**DATASET ROWS:**
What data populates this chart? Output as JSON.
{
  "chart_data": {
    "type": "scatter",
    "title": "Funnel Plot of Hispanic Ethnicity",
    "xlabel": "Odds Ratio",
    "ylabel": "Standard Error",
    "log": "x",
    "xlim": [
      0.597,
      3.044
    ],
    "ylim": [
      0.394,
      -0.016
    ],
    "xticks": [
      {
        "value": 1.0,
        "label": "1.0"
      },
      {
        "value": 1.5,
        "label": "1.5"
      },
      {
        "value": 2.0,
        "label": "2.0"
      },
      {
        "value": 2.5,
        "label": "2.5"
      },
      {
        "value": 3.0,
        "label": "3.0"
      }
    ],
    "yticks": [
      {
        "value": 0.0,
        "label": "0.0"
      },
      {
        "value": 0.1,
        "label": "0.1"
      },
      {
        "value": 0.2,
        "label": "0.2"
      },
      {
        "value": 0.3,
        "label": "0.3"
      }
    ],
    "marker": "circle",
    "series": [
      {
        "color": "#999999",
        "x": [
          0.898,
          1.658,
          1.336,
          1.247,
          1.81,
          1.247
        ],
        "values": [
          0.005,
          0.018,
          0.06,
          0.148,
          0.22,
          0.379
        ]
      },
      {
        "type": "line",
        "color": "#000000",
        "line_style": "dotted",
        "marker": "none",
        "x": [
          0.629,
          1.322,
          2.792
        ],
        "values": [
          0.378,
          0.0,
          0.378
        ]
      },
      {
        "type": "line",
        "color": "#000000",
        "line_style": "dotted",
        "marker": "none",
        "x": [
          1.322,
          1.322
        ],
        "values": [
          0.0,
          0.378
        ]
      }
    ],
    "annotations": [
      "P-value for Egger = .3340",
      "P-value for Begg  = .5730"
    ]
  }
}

**SHORT TASK:** Transcribe every line of the data, exactly as it stands.

**REPLY TO THE EXERCISE:**
What data populates this chart? Output as JSON.
{
  "chart_data": {
    "type": "scatter",
    "title": "Funnel Plot of Hispanic Ethnicity",
    "xlabel": "Odds Ratio",
    "ylabel": "Standard Error",
    "log": "x",
    "xlim": [
      0.597,
      3.044
    ],
    "ylim": [
      0.394,
      -0.016
    ],
    "xticks": [
      {
        "value": 1.0,
        "label": "1.0"
      },
      {
        "value": 1.5,
        "label": "1.5"
      },
      {
        "value": 2.0,
        "label": "2.0"
      },
      {
        "value": 2.5,
        "label": "2.5"
      },
      {
        "value": 3.0,
        "label": "3.0"
      }
    ],
    "yticks": [
      {
        "value": 0.0,
        "label": "0.0"
      },
      {
        "value": 0.1,
        "label": "0.1"
      },
      {
        "value": 0.2,
        "label": "0.2"
      },
      {
        "value": 0.3,
        "label": "0.3"
      }
    ],
    "marker": "circle",
    "series": [
      {
        "color": "#999999",
        "x": [
          0.898,
          1.658,
          1.336,
          1.247,
          1.81,
          1.247
        ],
        "values": [
          0.005,
          0.018,
          0.06,
          0.148,
          0.22,
          0.379
        ]
      },
      {
        "type": "line",
        "color": "#000000",
        "line_style": "dotted",
        "marker": "none",
        "x": [
          0.629,
          1.322,
          2.792
        ],
        "values": [
          0.378,
          0.0,
          0.378
        ]
      },
      {
        "type": "line",
        "color": "#000000",
        "line_style": "dotted",
        "marker": "none",
        "x": [
          1.322,
          1.322
        ],
        "values": [
          0.0,
          0.378
        ]
      }
    ],
    "annotations": [
      "P-value for Egger = .3340",
      "P-value for Begg  = .5730"
    ]
  }
}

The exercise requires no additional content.